**Brief:** Tally the lines of the listing that contain the string "сотрудников". Give the number and nothing else.

────────────────────

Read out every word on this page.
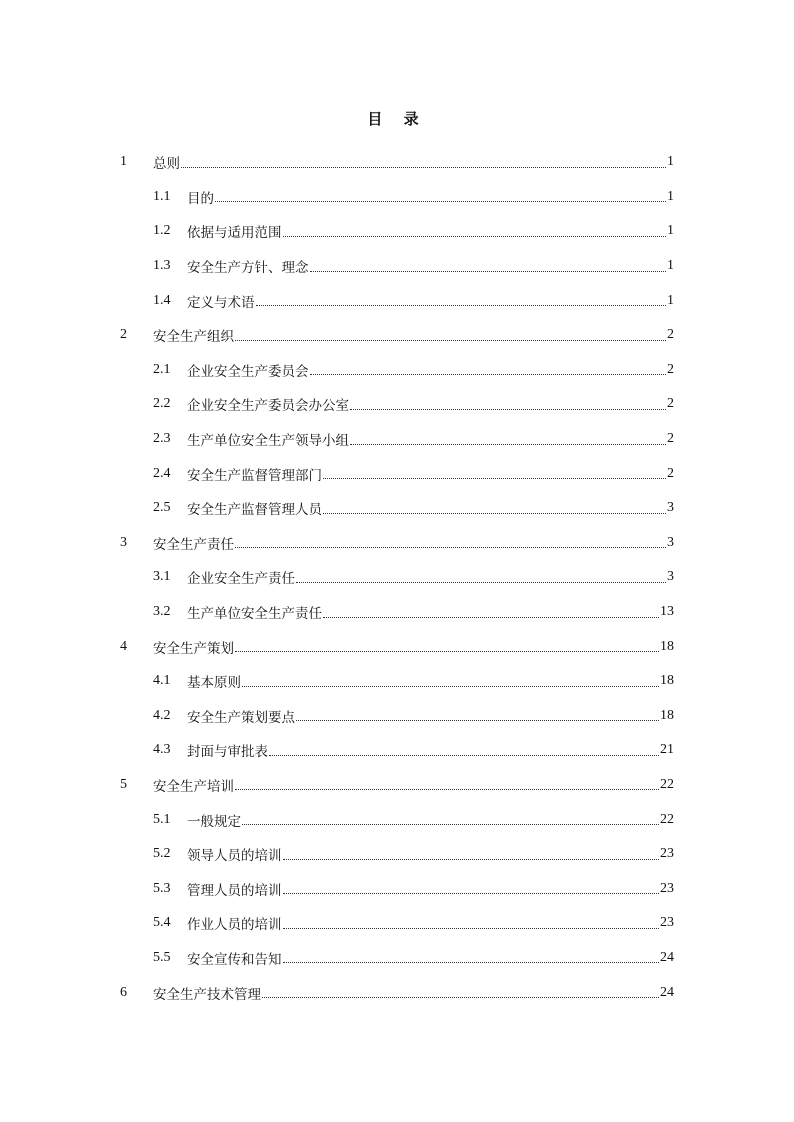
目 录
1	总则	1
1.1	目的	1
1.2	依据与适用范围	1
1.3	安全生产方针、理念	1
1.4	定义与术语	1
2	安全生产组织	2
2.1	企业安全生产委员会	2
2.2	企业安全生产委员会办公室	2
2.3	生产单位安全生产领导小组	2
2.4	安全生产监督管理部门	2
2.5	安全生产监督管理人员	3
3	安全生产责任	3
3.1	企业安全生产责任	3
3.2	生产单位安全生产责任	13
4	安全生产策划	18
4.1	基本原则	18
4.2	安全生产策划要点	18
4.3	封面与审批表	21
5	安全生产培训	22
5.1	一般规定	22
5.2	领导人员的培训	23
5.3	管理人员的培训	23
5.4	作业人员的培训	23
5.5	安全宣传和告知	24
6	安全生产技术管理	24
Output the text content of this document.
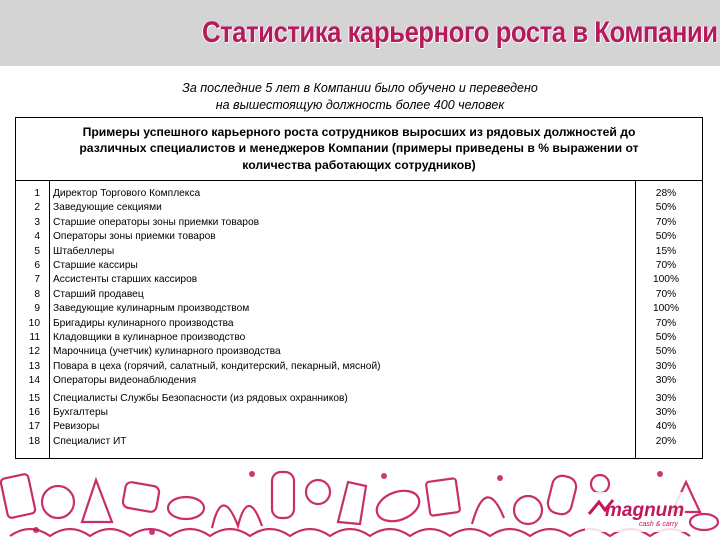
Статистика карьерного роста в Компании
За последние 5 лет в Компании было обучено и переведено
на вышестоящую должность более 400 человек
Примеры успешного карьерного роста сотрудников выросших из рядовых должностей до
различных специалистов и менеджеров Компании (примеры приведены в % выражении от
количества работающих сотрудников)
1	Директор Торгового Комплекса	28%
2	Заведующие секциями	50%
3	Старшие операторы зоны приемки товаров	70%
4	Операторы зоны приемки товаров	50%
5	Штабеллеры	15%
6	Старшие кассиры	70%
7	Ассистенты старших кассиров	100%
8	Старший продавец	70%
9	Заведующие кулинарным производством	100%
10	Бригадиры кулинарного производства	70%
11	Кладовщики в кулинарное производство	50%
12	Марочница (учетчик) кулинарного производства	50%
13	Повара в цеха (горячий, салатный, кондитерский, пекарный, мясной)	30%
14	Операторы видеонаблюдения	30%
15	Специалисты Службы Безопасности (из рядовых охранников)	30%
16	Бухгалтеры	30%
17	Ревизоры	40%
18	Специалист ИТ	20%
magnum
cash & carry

────────────────────

**The response:** 2